EXTRACTED DATA:
(begin)
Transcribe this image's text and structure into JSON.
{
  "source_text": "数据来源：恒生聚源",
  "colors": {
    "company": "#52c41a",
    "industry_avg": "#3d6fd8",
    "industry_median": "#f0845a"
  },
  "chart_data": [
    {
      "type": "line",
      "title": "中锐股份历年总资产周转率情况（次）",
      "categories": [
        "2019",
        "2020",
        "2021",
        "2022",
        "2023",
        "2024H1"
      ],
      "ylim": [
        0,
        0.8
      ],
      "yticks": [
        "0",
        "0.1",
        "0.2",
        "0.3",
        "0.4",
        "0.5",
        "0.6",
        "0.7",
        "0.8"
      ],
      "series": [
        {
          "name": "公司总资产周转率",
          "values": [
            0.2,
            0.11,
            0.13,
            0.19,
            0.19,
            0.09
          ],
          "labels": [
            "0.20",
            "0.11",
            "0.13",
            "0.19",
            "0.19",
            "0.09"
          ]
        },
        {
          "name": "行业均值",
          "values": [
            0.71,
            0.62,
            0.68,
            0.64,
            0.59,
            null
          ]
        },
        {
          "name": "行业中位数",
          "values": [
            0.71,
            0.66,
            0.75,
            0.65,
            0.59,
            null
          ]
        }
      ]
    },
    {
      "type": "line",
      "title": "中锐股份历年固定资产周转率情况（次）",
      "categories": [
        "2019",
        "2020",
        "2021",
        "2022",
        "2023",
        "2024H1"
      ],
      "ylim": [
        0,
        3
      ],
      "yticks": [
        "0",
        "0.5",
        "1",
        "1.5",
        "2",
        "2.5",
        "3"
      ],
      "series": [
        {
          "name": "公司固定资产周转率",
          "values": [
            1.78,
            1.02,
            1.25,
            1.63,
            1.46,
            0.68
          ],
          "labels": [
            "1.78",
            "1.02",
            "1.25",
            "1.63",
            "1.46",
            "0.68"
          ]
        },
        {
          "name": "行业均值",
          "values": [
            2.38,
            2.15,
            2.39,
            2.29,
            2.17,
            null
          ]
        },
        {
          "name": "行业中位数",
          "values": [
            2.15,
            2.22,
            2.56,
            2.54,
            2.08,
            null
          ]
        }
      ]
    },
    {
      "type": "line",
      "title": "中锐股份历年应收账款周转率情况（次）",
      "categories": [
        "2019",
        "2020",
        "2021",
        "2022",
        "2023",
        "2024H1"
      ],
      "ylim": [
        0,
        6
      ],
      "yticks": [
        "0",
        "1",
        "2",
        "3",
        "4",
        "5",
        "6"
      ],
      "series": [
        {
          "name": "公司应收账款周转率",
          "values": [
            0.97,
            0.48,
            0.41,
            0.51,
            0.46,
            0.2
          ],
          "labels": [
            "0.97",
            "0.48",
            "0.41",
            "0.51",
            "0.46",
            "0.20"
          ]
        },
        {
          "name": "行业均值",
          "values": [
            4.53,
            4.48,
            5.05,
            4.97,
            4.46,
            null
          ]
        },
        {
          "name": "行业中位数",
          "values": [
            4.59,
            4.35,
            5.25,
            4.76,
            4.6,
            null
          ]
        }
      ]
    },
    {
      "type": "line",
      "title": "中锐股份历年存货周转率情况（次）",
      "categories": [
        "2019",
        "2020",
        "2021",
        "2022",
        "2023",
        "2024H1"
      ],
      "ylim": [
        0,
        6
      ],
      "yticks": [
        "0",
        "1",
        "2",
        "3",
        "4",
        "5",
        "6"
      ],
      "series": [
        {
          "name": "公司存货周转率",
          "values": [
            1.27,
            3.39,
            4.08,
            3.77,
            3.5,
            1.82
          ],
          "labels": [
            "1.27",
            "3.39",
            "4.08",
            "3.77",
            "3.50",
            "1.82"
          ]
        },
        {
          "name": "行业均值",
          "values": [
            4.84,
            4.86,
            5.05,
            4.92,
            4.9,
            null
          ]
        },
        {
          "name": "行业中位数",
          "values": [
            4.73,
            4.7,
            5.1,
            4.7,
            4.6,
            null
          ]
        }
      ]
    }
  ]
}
(end)
(begin)
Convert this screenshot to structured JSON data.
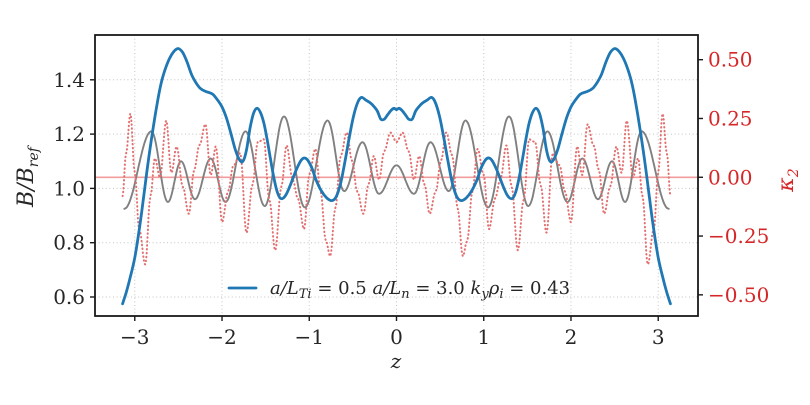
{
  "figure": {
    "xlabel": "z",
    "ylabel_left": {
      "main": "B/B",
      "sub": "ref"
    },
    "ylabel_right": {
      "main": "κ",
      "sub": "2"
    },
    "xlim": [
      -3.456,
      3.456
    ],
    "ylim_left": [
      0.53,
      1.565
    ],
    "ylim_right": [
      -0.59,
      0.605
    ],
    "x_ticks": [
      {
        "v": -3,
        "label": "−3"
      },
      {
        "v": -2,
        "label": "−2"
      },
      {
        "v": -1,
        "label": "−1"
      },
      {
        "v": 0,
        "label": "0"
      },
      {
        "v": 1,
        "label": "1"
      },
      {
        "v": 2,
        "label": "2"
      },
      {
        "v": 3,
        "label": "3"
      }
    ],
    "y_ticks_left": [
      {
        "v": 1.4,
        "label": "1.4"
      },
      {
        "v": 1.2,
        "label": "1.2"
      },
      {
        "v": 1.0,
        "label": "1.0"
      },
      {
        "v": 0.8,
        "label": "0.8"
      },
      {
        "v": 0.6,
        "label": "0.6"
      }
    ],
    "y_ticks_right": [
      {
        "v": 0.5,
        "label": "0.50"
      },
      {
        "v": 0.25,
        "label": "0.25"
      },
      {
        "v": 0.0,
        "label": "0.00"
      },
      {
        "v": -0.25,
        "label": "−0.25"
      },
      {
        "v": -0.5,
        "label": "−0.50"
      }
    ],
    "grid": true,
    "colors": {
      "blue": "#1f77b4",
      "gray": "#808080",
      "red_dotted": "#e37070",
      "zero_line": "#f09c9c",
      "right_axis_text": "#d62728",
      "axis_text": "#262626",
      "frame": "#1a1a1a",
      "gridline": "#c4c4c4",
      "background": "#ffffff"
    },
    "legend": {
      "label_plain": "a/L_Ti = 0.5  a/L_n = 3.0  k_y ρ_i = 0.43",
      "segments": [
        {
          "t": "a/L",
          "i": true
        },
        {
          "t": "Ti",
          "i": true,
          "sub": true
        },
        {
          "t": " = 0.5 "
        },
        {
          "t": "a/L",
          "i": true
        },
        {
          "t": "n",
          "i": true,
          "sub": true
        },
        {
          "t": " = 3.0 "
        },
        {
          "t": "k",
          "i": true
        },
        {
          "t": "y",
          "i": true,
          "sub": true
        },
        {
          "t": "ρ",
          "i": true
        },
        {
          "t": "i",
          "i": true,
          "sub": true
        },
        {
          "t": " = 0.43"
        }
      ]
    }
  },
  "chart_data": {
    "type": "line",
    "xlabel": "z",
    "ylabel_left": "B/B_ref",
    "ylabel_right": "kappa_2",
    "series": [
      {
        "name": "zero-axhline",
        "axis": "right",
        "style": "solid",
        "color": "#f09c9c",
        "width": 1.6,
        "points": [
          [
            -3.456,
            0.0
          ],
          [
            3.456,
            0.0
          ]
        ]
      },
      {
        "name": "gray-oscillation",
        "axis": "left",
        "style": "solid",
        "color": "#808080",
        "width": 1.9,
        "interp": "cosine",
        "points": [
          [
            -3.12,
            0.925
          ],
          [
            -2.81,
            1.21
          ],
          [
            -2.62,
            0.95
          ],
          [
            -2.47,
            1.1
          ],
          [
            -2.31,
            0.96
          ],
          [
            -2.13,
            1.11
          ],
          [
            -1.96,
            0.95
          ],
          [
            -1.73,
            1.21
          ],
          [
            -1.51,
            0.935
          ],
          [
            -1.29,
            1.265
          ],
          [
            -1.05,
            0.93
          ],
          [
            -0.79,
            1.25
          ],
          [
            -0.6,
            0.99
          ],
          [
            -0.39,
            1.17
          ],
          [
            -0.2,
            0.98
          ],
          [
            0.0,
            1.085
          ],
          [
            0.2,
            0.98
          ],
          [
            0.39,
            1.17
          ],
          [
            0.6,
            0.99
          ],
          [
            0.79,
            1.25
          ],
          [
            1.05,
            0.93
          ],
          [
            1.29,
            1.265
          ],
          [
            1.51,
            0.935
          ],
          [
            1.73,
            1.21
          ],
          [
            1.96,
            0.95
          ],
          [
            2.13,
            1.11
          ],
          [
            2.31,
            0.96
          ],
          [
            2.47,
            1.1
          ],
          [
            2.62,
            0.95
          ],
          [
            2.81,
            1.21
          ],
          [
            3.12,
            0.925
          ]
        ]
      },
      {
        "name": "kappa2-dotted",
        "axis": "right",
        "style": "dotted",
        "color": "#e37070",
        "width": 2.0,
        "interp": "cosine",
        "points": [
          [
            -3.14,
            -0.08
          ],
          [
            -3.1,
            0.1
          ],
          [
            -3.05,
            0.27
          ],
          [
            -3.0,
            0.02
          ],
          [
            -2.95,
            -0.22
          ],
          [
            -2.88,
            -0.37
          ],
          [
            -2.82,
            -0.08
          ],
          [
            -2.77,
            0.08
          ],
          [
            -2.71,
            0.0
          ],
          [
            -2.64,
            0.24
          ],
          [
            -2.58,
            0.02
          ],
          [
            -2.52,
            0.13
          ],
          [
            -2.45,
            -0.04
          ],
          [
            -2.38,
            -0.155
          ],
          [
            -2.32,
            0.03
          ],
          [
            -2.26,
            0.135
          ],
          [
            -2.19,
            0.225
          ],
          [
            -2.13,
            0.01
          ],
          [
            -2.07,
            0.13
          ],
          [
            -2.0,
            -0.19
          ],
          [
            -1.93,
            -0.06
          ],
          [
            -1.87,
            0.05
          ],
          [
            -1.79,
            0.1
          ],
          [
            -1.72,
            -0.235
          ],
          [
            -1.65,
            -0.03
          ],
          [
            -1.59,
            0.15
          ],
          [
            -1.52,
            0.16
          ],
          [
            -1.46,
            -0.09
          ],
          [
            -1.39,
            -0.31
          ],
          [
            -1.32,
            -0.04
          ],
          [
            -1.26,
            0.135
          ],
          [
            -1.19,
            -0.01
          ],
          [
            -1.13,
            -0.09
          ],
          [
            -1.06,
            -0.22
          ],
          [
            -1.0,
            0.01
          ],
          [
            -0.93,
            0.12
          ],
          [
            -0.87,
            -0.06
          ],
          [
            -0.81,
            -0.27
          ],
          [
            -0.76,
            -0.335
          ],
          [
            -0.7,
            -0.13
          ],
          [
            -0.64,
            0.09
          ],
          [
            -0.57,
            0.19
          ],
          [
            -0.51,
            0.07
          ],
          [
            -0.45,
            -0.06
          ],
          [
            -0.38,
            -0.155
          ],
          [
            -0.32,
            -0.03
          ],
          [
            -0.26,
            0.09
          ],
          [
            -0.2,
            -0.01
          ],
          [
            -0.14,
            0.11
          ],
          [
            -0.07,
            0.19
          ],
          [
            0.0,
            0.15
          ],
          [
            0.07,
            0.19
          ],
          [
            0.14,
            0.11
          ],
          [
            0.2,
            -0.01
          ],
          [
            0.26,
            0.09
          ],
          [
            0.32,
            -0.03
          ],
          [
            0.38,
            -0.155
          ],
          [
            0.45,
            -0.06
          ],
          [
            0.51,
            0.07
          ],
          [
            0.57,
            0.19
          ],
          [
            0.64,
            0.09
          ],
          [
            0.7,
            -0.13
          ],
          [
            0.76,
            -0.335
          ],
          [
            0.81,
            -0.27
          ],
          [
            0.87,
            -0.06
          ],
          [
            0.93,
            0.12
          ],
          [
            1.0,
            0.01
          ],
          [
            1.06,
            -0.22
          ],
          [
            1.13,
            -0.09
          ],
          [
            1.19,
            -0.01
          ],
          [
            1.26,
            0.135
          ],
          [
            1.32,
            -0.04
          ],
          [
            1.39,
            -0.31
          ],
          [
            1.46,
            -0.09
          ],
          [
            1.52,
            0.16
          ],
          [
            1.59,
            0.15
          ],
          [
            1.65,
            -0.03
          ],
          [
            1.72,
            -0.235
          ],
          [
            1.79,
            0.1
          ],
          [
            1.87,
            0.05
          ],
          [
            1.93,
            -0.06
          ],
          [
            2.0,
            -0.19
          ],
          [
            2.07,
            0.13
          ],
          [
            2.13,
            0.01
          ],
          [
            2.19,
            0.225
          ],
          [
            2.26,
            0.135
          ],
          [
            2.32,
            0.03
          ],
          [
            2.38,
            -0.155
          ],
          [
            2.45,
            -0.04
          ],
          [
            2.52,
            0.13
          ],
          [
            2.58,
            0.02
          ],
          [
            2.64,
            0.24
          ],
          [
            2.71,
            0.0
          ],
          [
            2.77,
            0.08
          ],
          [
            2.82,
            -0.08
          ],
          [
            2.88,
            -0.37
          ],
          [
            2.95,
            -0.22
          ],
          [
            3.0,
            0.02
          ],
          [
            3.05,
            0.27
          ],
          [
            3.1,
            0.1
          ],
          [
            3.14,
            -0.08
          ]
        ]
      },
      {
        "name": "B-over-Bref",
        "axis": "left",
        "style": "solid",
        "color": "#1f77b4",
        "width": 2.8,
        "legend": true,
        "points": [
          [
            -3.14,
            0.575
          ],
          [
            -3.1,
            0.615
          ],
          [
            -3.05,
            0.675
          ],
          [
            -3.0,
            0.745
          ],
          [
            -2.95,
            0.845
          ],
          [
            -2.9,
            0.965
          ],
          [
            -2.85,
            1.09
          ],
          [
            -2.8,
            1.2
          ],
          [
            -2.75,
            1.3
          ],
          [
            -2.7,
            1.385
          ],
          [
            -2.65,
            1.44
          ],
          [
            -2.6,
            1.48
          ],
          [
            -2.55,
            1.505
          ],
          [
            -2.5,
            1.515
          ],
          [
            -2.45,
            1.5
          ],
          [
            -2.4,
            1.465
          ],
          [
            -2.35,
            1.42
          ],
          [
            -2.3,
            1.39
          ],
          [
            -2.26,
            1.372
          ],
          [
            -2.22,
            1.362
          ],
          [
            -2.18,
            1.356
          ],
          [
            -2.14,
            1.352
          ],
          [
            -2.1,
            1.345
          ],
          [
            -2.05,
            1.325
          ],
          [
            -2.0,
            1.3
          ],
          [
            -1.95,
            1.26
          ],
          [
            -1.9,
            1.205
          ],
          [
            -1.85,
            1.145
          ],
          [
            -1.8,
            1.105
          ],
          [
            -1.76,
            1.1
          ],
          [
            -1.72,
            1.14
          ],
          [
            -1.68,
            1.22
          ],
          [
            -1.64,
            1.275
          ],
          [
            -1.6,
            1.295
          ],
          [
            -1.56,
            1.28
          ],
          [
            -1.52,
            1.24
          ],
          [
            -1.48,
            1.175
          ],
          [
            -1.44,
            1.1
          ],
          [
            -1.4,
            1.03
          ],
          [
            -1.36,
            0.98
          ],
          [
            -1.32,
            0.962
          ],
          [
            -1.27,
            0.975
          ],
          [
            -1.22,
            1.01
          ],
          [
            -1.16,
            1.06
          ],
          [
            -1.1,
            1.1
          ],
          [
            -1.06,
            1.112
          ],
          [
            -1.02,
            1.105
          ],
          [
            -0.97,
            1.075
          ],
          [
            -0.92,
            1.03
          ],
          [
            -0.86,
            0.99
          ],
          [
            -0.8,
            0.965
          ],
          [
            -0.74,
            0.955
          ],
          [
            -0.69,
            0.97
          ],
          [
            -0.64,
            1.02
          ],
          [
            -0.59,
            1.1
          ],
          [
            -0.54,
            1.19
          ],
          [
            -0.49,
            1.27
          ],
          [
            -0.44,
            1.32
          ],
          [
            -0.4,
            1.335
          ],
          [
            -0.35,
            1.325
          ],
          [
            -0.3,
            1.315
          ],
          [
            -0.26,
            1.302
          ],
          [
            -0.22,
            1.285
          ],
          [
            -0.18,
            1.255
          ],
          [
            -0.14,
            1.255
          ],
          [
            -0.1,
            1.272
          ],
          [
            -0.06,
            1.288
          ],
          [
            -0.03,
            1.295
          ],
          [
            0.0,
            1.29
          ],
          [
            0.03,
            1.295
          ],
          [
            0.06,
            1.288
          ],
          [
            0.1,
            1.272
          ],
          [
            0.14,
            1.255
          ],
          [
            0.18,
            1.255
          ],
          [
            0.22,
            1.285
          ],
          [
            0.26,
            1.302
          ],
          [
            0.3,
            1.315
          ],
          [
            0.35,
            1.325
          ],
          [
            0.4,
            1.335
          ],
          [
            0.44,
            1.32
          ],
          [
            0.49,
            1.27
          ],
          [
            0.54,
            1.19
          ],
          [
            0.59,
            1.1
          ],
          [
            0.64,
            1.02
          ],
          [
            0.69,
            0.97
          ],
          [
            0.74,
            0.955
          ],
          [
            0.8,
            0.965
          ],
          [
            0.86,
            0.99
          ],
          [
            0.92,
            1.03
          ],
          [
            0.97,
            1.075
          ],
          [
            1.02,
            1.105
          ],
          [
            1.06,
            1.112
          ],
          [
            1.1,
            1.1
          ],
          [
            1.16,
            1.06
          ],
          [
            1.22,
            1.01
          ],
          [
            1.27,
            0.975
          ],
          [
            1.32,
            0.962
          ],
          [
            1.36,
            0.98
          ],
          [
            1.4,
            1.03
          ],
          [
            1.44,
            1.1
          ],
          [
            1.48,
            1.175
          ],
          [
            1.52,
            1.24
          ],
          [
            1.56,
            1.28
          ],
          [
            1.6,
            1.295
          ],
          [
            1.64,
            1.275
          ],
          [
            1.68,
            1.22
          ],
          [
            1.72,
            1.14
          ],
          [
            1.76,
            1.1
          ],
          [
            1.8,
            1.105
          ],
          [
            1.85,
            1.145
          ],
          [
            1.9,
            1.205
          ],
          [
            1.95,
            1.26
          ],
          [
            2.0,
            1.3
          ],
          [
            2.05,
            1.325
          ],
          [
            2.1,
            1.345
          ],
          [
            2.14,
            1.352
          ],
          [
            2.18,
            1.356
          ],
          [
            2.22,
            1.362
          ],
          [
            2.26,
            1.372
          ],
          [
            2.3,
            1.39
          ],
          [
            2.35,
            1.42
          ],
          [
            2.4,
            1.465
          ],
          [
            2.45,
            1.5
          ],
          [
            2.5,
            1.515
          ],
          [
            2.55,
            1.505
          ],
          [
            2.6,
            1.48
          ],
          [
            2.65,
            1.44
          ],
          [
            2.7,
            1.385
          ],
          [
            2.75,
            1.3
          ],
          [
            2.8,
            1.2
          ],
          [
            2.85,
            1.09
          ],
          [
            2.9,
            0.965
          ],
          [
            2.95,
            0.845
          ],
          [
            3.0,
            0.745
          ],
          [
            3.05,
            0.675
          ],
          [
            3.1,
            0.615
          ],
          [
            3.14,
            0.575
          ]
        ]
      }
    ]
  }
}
(end)
Find each line with the string "this" and copy it out.

Transcribe this image's text and structure into JSON.
Convert this screenshot to structured JSON data.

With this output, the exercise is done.